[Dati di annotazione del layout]
··········

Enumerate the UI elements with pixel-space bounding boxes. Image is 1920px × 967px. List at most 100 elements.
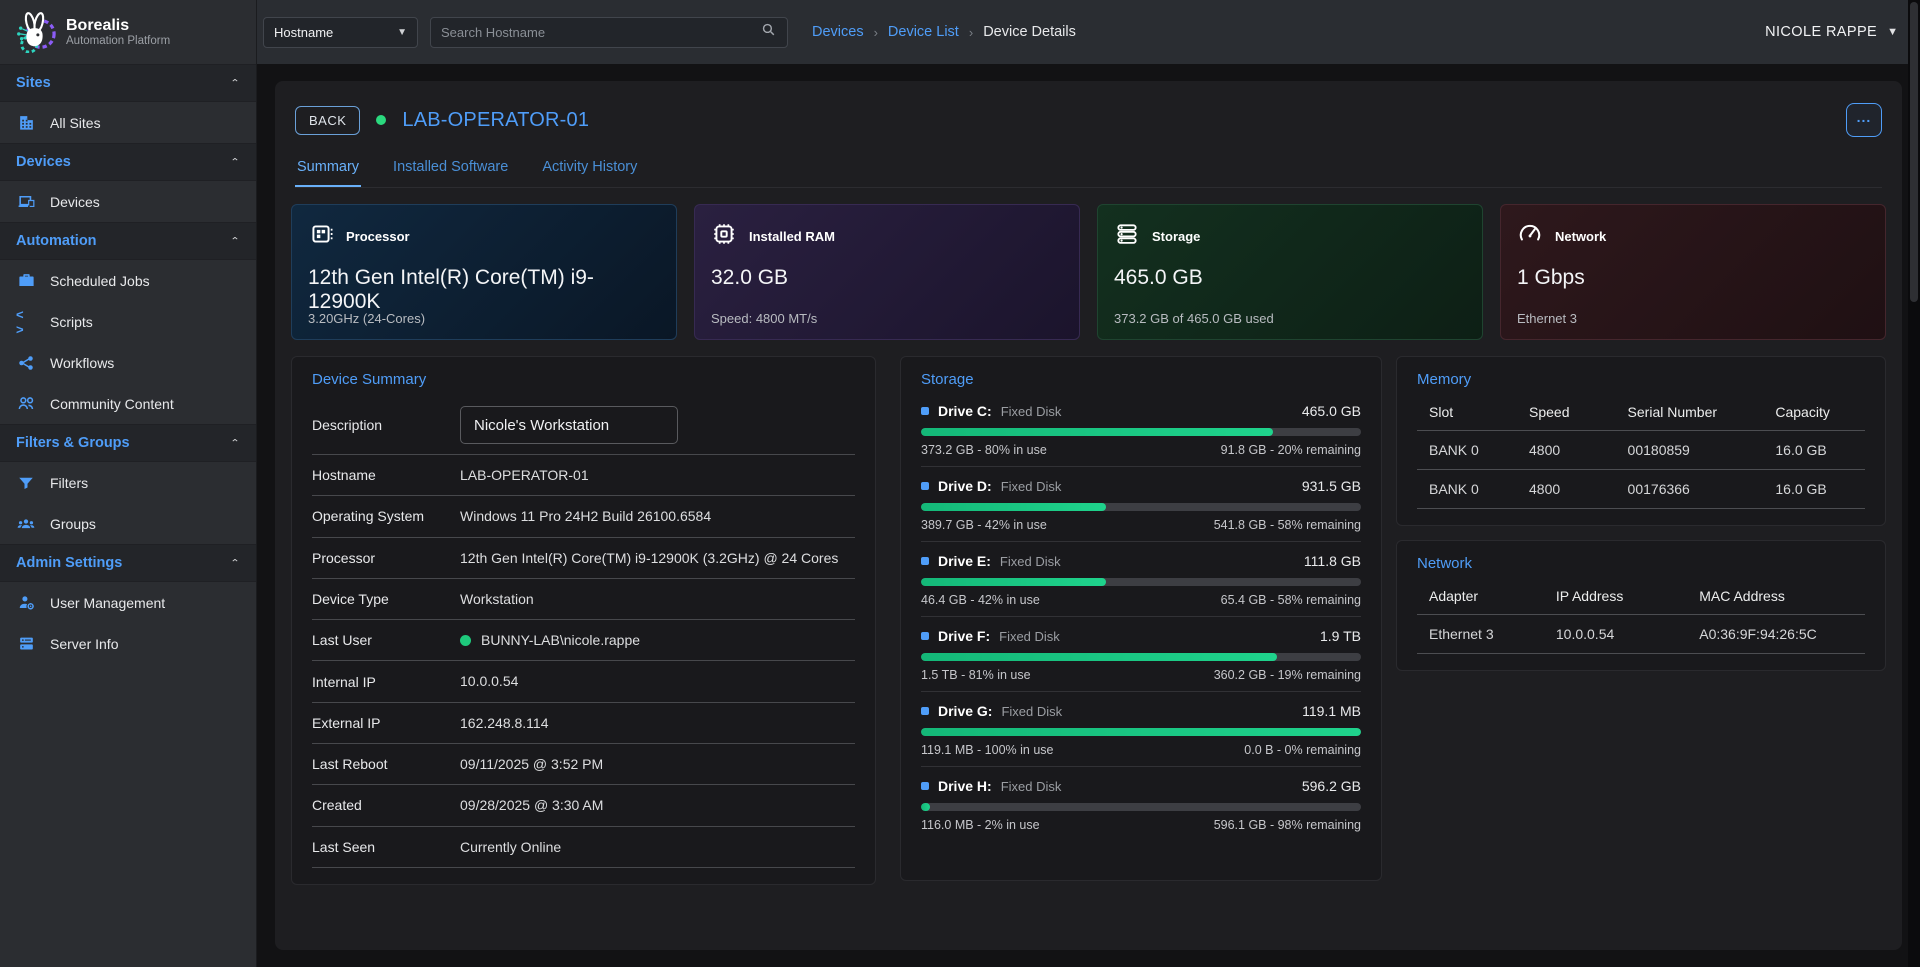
groups-icon xyxy=(16,514,36,534)
online-status-dot xyxy=(376,115,387,125)
search-field-select[interactable]: Hostname ▼ xyxy=(263,16,418,48)
breadcrumb-separator: › xyxy=(968,24,974,40)
breadcrumb-devices[interactable]: Devices xyxy=(812,24,864,40)
sidebar-section-filters-groups[interactable]: Filters & Groups ⌃ xyxy=(0,424,256,462)
memory-panel: Memory Slot Speed Serial Number Capacity… xyxy=(1396,356,1886,526)
network-row: Ethernet 3 10.0.0.54 A0:36:9F:94:26:5C xyxy=(1417,614,1865,654)
search-icon[interactable] xyxy=(760,21,777,43)
memory-panel-title: Memory xyxy=(1417,371,1472,388)
drive-bullet-icon xyxy=(921,707,929,715)
chevron-down-icon: ▼ xyxy=(1887,26,1898,38)
chevron-up-icon: ⌃ xyxy=(229,437,240,449)
breadcrumb-device-list[interactable]: Device List xyxy=(887,24,959,40)
drive-row-c: Drive C: Fixed Disk 465.0 GB 373.2 GB - 80… xyxy=(921,392,1361,467)
drive-bullet-icon xyxy=(921,557,929,565)
storage-value: 465.0 GB xyxy=(1114,266,1203,289)
device-tabs: Summary Installed Software Activity Hist… xyxy=(295,155,1882,188)
brand-logo-row[interactable]: Borealis Automation Platform xyxy=(0,0,256,64)
drive-row-g: Drive G: Fixed Disk 119.1 MB 119.1 MB - 10… xyxy=(921,692,1361,767)
more-actions-button[interactable]: ... xyxy=(1846,103,1882,137)
storage-footer: 373.2 GB of 465.0 GB used xyxy=(1114,311,1274,326)
chevron-down-icon: ▼ xyxy=(397,26,407,38)
sidebar-item-filters[interactable]: Filters xyxy=(0,462,256,503)
sidebar-item-groups[interactable]: Groups xyxy=(0,503,256,544)
installed-ram-card: Installed RAM 32.0 GB Speed: 4800 MT/s xyxy=(694,204,1080,340)
back-button[interactable]: BACK xyxy=(295,105,361,135)
sidebar-section-admin-settings[interactable]: Admin Settings ⌃ xyxy=(0,544,256,582)
device-summary-panel: Device Summary Description HostnameLAB-O… xyxy=(291,356,876,885)
drive-progress xyxy=(921,728,1361,736)
user-name: NICOLE RAPPE xyxy=(1765,24,1878,40)
brand-subtitle: Automation Platform xyxy=(66,35,171,48)
chevron-up-icon: ⌃ xyxy=(229,235,240,247)
drive-progress xyxy=(921,578,1361,586)
device-details-card: BACK LAB-OPERATOR-01 ... Summary Install… xyxy=(275,81,1902,950)
sidebar-item-devices[interactable]: Devices xyxy=(0,181,256,222)
sidebar-item-scheduled-jobs[interactable]: Scheduled Jobs xyxy=(0,260,256,301)
speedometer-icon xyxy=(1517,221,1543,252)
laptop-icon xyxy=(16,192,36,212)
tab-activity-history[interactable]: Activity History xyxy=(542,159,638,175)
page-scrollbar[interactable] xyxy=(1908,0,1920,967)
user-gear-icon xyxy=(16,593,36,613)
description-input[interactable] xyxy=(460,406,678,444)
borealis-rabbit-logo-icon xyxy=(14,11,56,54)
drive-bullet-icon xyxy=(921,482,929,490)
memory-row: BANK 0 4800 00176366 16.0 GB xyxy=(1417,469,1865,509)
breadcrumb-device-details: Device Details xyxy=(983,24,1076,40)
sidebar-section-devices[interactable]: Devices ⌃ xyxy=(0,143,256,181)
sidebar-item-workflows[interactable]: Workflows xyxy=(0,342,256,383)
network-value: 1 Gbps xyxy=(1517,266,1585,289)
cpu-icon xyxy=(308,221,334,252)
storage-card: Storage 465.0 GB 373.2 GB of 465.0 GB us… xyxy=(1097,204,1483,340)
building-icon xyxy=(16,113,36,133)
storage-panel: Storage Drive C: Fixed Disk 465.0 GB 373.2… xyxy=(900,356,1382,881)
drive-bullet-icon xyxy=(921,407,929,415)
breadcrumb: Devices › Device List › Device Details xyxy=(812,24,1076,40)
network-panel-title: Network xyxy=(1417,555,1473,572)
brand-name: Borealis xyxy=(66,16,130,34)
main-content: BACK LAB-OPERATOR-01 ... Summary Install… xyxy=(257,64,1920,967)
ram-value: 32.0 GB xyxy=(711,266,789,289)
device-summary-title: Device Summary xyxy=(312,371,427,388)
processor-card: Processor 12th Gen Intel(R) Core(TM) i9-… xyxy=(291,204,677,340)
network-card: Network 1 Gbps Ethernet 3 xyxy=(1500,204,1886,340)
network-table: Adapter IP Address MAC Address Ethernet … xyxy=(1417,580,1865,654)
chevron-up-icon: ⌃ xyxy=(229,156,240,168)
scrollbar-thumb[interactable] xyxy=(1910,2,1918,302)
disk-stack-icon xyxy=(1114,221,1140,252)
tab-installed-software[interactable]: Installed Software xyxy=(393,159,509,175)
share-nodes-icon xyxy=(16,353,36,373)
sidebar-section-sites[interactable]: Sites ⌃ xyxy=(0,64,256,102)
drive-progress xyxy=(921,803,1361,811)
processor-value: 12th Gen Intel(R) Core(TM) i9-12900K xyxy=(308,266,594,313)
network-footer: Ethernet 3 xyxy=(1517,311,1577,326)
people-icon xyxy=(16,394,36,414)
sidebar: Borealis Automation Platform Sites ⌃ All… xyxy=(0,0,257,967)
search-input[interactable] xyxy=(441,24,760,40)
processor-footer: 3.20GHz (24-Cores) xyxy=(308,311,426,326)
user-menu[interactable]: NICOLE RAPPE ▼ xyxy=(1765,24,1898,40)
briefcase-icon xyxy=(16,271,36,291)
user-online-dot xyxy=(460,634,471,646)
drive-row-h: Drive H: Fixed Disk 596.2 GB 116.0 MB - 2%… xyxy=(921,778,1361,832)
sidebar-section-automation[interactable]: Automation ⌃ xyxy=(0,222,256,260)
drive-bullet-icon xyxy=(921,782,929,790)
stat-cards: Processor 12th Gen Intel(R) Core(TM) i9-… xyxy=(291,204,1886,340)
search-box xyxy=(430,16,788,48)
drive-progress xyxy=(921,653,1361,661)
drive-row-d: Drive D: Fixed Disk 931.5 GB 389.7 GB - 42… xyxy=(921,467,1361,542)
drive-progress xyxy=(921,503,1361,511)
drive-bullet-icon xyxy=(921,632,929,640)
memory-table: Slot Speed Serial Number Capacity BANK 0… xyxy=(1417,396,1865,509)
sidebar-item-all-sites[interactable]: All Sites xyxy=(0,102,256,143)
sidebar-item-server-info[interactable]: Server Info xyxy=(0,623,256,664)
drive-row-e: Drive E: Fixed Disk 111.8 GB 46.4 GB - 42%… xyxy=(921,542,1361,617)
breadcrumb-separator: › xyxy=(873,24,878,40)
sidebar-item-community-content[interactable]: Community Content xyxy=(0,383,256,424)
tab-summary[interactable]: Summary xyxy=(295,155,362,187)
chevron-up-icon: ⌃ xyxy=(229,77,240,89)
sidebar-item-scripts[interactable]: < > Scripts xyxy=(16,306,93,337)
sidebar-item-user-management[interactable]: User Management xyxy=(0,582,256,623)
topbar: Hostname ▼ Devices › Device List › Devic… xyxy=(257,0,1920,64)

··········

*Compito:*
Riscrivi tutte le righe sostituendo ogni "drive-progress" con "drive-usage-bar" e lascia il resto com'è. Non includere le immagini nella risposta.

*Soluzione scritta:*
Enumerate the UI elements with pixel-space bounding boxes. Image is 1920px × 967px. List at most 100 elements.
groups-icon xyxy=(16,514,36,534)
online-status-dot xyxy=(376,115,387,125)
search-field-select[interactable]: Hostname ▼ xyxy=(263,16,418,48)
breadcrumb-separator: › xyxy=(968,24,974,40)
breadcrumb-devices[interactable]: Devices xyxy=(812,24,864,40)
sidebar-section-filters-groups[interactable]: Filters & Groups ⌃ xyxy=(0,424,256,462)
memory-panel: Memory Slot Speed Serial Number Capacity… xyxy=(1396,356,1886,526)
network-row: Ethernet 3 10.0.0.54 A0:36:9F:94:26:5C xyxy=(1417,614,1865,654)
search-icon[interactable] xyxy=(760,21,777,43)
memory-panel-title: Memory xyxy=(1417,371,1472,388)
drive-bullet-icon xyxy=(921,707,929,715)
chevron-down-icon: ▼ xyxy=(1887,26,1898,38)
chevron-up-icon: ⌃ xyxy=(229,437,240,449)
breadcrumb-device-list[interactable]: Device List xyxy=(887,24,959,40)
drive-row-c: Drive C: Fixed Disk 465.0 GB 373.2 GB - 80… xyxy=(921,392,1361,467)
drive-bullet-icon xyxy=(921,557,929,565)
storage-value: 465.0 GB xyxy=(1114,266,1203,289)
device-tabs: Summary Installed Software Activity Hist… xyxy=(295,155,1882,188)
brand-logo-row[interactable]: Borealis Automation Platform xyxy=(0,0,256,64)
drive-row-g: Drive G: Fixed Disk 119.1 MB 119.1 MB - 10… xyxy=(921,692,1361,767)
more-actions-button[interactable]: ... xyxy=(1846,103,1882,137)
storage-footer: 373.2 GB of 465.0 GB used xyxy=(1114,311,1274,326)
chevron-down-icon: ▼ xyxy=(397,26,407,38)
sidebar-item-filters[interactable]: Filters xyxy=(0,462,256,503)
sidebar-item-groups[interactable]: Groups xyxy=(0,503,256,544)
installed-ram-card: Installed RAM 32.0 GB Speed: 4800 MT/s xyxy=(694,204,1080,340)
back-button[interactable]: BACK xyxy=(295,105,361,135)
sidebar-section-admin-settings[interactable]: Admin Settings ⌃ xyxy=(0,544,256,582)
device-summary-panel: Device Summary Description HostnameLAB-O… xyxy=(291,356,876,885)
drive-usage-bar xyxy=(921,728,1361,736)
user-name: NICOLE RAPPE xyxy=(1765,24,1878,40)
brand-subtitle: Automation Platform xyxy=(66,35,171,48)
chevron-up-icon: ⌃ xyxy=(229,235,240,247)
drive-usage-bar xyxy=(921,578,1361,586)
device-details-card: BACK LAB-OPERATOR-01 ... Summary Install… xyxy=(275,81,1902,950)
sidebar-item-devices[interactable]: Devices xyxy=(0,181,256,222)
sidebar-item-scheduled-jobs[interactable]: Scheduled Jobs xyxy=(0,260,256,301)
speedometer-icon xyxy=(1517,221,1543,252)
laptop-icon xyxy=(16,192,36,212)
tab-activity-history[interactable]: Activity History xyxy=(542,159,638,175)
page-scrollbar[interactable] xyxy=(1908,0,1920,967)
user-gear-icon xyxy=(16,593,36,613)
description-input[interactable] xyxy=(460,406,678,444)
borealis-rabbit-logo-icon xyxy=(14,11,56,54)
drive-bullet-icon xyxy=(921,482,929,490)
memory-row: BANK 0 4800 00176366 16.0 GB xyxy=(1417,469,1865,509)
breadcrumb-device-details: Device Details xyxy=(983,24,1076,40)
sidebar-section-devices[interactable]: Devices ⌃ xyxy=(0,143,256,181)
sidebar-item-workflows[interactable]: Workflows xyxy=(0,342,256,383)
network-value: 1 Gbps xyxy=(1517,266,1585,289)
cpu-icon xyxy=(308,221,334,252)
storage-card: Storage 465.0 GB 373.2 GB of 465.0 GB us… xyxy=(1097,204,1483,340)
building-icon xyxy=(16,113,36,133)
storage-panel: Storage Drive C: Fixed Disk 465.0 GB 373.2… xyxy=(900,356,1382,881)
drive-bullet-icon xyxy=(921,407,929,415)
breadcrumb: Devices › Device List › Device Details xyxy=(812,24,1076,40)
network-panel-title: Network xyxy=(1417,555,1473,572)
brand-name: Borealis xyxy=(66,16,130,34)
main-content: BACK LAB-OPERATOR-01 ... Summary Install… xyxy=(257,64,1920,967)
ram-value: 32.0 GB xyxy=(711,266,789,289)
device-summary-title: Device Summary xyxy=(312,371,427,388)
processor-card: Processor 12th Gen Intel(R) Core(TM) i9-… xyxy=(291,204,677,340)
network-card: Network 1 Gbps Ethernet 3 xyxy=(1500,204,1886,340)
network-table: Adapter IP Address MAC Address Ethernet … xyxy=(1417,580,1865,654)
chevron-up-icon: ⌃ xyxy=(229,156,240,168)
scrollbar-thumb[interactable] xyxy=(1910,2,1918,302)
disk-stack-icon xyxy=(1114,221,1140,252)
tab-installed-software[interactable]: Installed Software xyxy=(393,159,509,175)
share-nodes-icon xyxy=(16,353,36,373)
sidebar-section-sites[interactable]: Sites ⌃ xyxy=(0,64,256,102)
drive-usage-bar xyxy=(921,803,1361,811)
processor-value: 12th Gen Intel(R) Core(TM) i9-12900K xyxy=(308,266,594,313)
network-footer: Ethernet 3 xyxy=(1517,311,1577,326)
people-icon xyxy=(16,394,36,414)
sidebar: Borealis Automation Platform Sites ⌃ All… xyxy=(0,0,257,967)
search-input[interactable] xyxy=(441,24,760,40)
processor-footer: 3.20GHz (24-Cores) xyxy=(308,311,426,326)
user-menu[interactable]: NICOLE RAPPE ▼ xyxy=(1765,24,1898,40)
briefcase-icon xyxy=(16,271,36,291)
user-online-dot xyxy=(460,634,471,646)
drive-row-h: Drive H: Fixed Disk 596.2 GB 116.0 MB - 2%… xyxy=(921,778,1361,832)
sidebar-section-automation[interactable]: Automation ⌃ xyxy=(0,222,256,260)
drive-bullet-icon xyxy=(921,782,929,790)
stat-cards: Processor 12th Gen Intel(R) Core(TM) i9-… xyxy=(291,204,1886,340)
search-box xyxy=(430,16,788,48)
drive-usage-bar xyxy=(921,653,1361,661)
drive-row-d: Drive D: Fixed Disk 931.5 GB 389.7 GB - 42… xyxy=(921,467,1361,542)
drive-usage-bar xyxy=(921,503,1361,511)
drive-bullet-icon xyxy=(921,632,929,640)
memory-table: Slot Speed Serial Number Capacity BANK 0… xyxy=(1417,396,1865,509)
sidebar-item-all-sites[interactable]: All Sites xyxy=(0,102,256,143)
sidebar-item-server-info[interactable]: Server Info xyxy=(0,623,256,664)
drive-row-e: Drive E: Fixed Disk 111.8 GB 46.4 GB - 42%… xyxy=(921,542,1361,617)
breadcrumb-separator: › xyxy=(873,24,878,40)
sidebar-item-community-content[interactable]: Community Content xyxy=(0,383,256,424)
tab-summary[interactable]: Summary xyxy=(295,155,362,187)
chevron-up-icon: ⌃ xyxy=(229,77,240,89)
sidebar-item-scripts[interactable]: < > Scripts xyxy=(16,306,93,337)
sidebar-item-user-management[interactable]: User Management xyxy=(0,582,256,623)
topbar: Hostname ▼ Devices › Device List › Devic… xyxy=(257,0,1920,64)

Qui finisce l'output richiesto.